↓↓↓
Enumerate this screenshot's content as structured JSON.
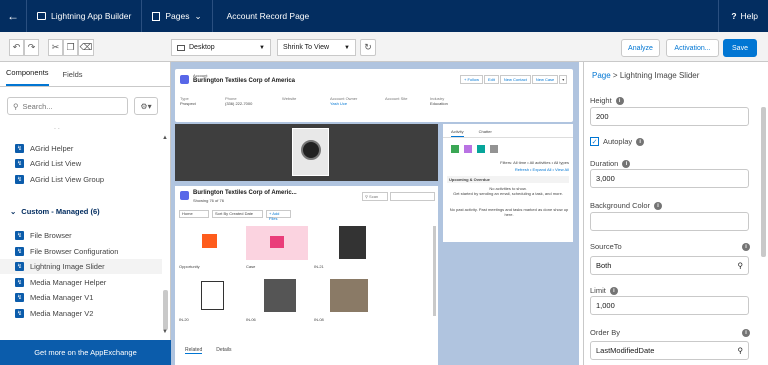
{
  "app": {
    "back_icon": "arrow-left-icon",
    "app_name": "Lightning App Builder",
    "pages_label": "Pages",
    "page_title": "Account Record Page",
    "help_label": "Help"
  },
  "toolbar": {
    "device": "Desktop",
    "view": "Shrink To View",
    "analyze": "Analyze",
    "activation": "Activation...",
    "save": "Save"
  },
  "left": {
    "tabs": [
      "Components",
      "Fields"
    ],
    "search_placeholder": "Search...",
    "items_top": [
      "AGrid Helper",
      "AGrid List View",
      "AGrid List View Group"
    ],
    "group_label": "Custom - Managed (6)",
    "items_custom": [
      "File Browser",
      "File Browser Configuration",
      "Lightning Image Slider",
      "Media Manager Helper",
      "Media Manager V1",
      "Media Manager V2"
    ],
    "exchange": "Get more on the AppExchange"
  },
  "canvas": {
    "record_type": "Account",
    "record_name": "Burlington Textiles Corp of America",
    "actions": [
      "+ Follow",
      "Edit",
      "New Contact",
      "New Case"
    ],
    "fields": [
      {
        "l": "Type",
        "v": "Prospect"
      },
      {
        "l": "Phone",
        "v": "(336) 222-7000"
      },
      {
        "l": "Website",
        "v": ""
      },
      {
        "l": "Account Owner",
        "v": "Yash Uce"
      },
      {
        "l": "Account Site",
        "v": ""
      },
      {
        "l": "Industry",
        "v": "Education"
      }
    ],
    "list_title": "Burlington Textiles Corp of Americ...",
    "list_sub": "Showing 76 of 76",
    "list_home": "Home",
    "list_sort": "Sort By Created Date",
    "list_add": "+ Add Files",
    "tile_labels": [
      "Opportunity",
      "Case",
      "IN-21",
      "IN-20",
      "IN-06",
      "IN-08"
    ],
    "activity_tabs": [
      "Activity",
      "Chatter"
    ],
    "upcoming": "Upcoming & Overdue",
    "no_act": "No activities to show.",
    "no_act_sub": "Get started by sending an email, scheduling a task, and more.",
    "past": "No past activity. Past meetings and tasks marked as done show up here.",
    "filters": "Filters: All time • All activities • All types",
    "refresh": "Refresh • Expand All • View All",
    "related_tabs": [
      "Related",
      "Details"
    ]
  },
  "right": {
    "crumb_page": "Page",
    "crumb_current": "Lightning Image Slider",
    "height_label": "Height",
    "height": "200",
    "autoplay_label": "Autoplay",
    "duration_label": "Duration",
    "duration": "3,000",
    "bg_label": "Background Color",
    "bg": "",
    "source_label": "SourceTo",
    "source": "Both",
    "limit_label": "Limit",
    "limit": "1,000",
    "order_label": "Order By",
    "order": "LastModifiedDate"
  }
}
↑↑↑
TO BE DONE: Filter the listing above for the string "Image" and copy every matching line.

THE SOLUTION:
      "Lightning Image Slider",
    "crumb_current": "Lightning Image Slider",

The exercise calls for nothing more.